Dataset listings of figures
---*---
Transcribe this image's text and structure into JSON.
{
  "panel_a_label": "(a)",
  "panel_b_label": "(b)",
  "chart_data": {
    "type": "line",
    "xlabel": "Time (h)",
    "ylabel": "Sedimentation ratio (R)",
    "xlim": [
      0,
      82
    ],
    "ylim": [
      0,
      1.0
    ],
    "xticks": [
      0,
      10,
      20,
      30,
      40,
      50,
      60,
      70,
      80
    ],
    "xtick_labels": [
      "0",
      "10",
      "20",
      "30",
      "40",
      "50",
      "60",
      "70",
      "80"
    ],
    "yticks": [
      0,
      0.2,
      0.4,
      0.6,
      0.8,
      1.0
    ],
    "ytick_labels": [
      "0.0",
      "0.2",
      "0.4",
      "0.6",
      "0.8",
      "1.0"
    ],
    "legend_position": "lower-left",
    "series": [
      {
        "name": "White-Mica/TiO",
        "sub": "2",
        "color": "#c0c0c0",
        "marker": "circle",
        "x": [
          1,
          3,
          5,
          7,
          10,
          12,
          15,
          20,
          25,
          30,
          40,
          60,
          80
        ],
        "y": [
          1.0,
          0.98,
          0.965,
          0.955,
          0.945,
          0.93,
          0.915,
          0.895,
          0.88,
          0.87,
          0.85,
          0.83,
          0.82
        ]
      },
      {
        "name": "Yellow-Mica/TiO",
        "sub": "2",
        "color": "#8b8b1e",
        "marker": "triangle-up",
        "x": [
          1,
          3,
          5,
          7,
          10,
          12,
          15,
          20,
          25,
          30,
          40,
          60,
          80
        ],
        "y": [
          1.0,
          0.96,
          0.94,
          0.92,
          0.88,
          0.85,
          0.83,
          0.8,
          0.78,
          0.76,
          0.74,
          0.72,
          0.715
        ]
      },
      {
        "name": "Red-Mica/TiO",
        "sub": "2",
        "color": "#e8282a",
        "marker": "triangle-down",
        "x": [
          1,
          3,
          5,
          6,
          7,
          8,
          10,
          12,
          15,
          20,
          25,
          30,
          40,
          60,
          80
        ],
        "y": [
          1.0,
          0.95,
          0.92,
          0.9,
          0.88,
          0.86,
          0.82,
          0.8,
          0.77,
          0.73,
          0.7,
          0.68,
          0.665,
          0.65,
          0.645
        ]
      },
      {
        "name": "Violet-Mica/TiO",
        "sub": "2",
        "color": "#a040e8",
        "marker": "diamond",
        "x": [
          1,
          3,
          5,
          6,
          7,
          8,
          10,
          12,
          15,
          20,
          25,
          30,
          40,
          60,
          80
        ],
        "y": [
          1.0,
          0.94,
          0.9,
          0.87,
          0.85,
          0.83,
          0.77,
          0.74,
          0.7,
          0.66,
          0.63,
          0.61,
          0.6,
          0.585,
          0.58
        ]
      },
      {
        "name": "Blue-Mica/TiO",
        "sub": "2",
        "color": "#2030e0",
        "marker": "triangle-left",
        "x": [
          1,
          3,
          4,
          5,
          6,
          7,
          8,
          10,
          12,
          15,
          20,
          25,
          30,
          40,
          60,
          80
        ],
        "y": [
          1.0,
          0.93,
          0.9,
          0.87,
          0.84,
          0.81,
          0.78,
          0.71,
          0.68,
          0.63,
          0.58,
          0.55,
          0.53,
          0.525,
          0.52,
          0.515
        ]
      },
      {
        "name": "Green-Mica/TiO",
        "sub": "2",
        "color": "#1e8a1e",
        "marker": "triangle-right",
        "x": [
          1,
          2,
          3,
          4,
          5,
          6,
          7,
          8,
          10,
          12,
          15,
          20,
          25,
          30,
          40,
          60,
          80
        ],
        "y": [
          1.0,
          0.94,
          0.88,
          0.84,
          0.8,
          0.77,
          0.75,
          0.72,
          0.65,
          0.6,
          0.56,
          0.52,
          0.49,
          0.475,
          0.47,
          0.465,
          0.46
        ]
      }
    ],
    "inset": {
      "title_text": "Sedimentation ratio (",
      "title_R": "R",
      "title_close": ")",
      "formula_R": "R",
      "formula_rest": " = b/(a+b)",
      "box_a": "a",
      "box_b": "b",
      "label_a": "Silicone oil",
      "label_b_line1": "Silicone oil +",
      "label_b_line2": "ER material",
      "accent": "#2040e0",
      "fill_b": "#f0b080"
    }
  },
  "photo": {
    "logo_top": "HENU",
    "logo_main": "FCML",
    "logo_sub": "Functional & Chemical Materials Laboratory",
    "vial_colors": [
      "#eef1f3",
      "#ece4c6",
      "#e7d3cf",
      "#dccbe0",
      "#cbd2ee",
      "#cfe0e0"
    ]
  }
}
---*---
### What to work on
Only the count is needed: the number of lines in the data that include the word "marker".

### Correct result
6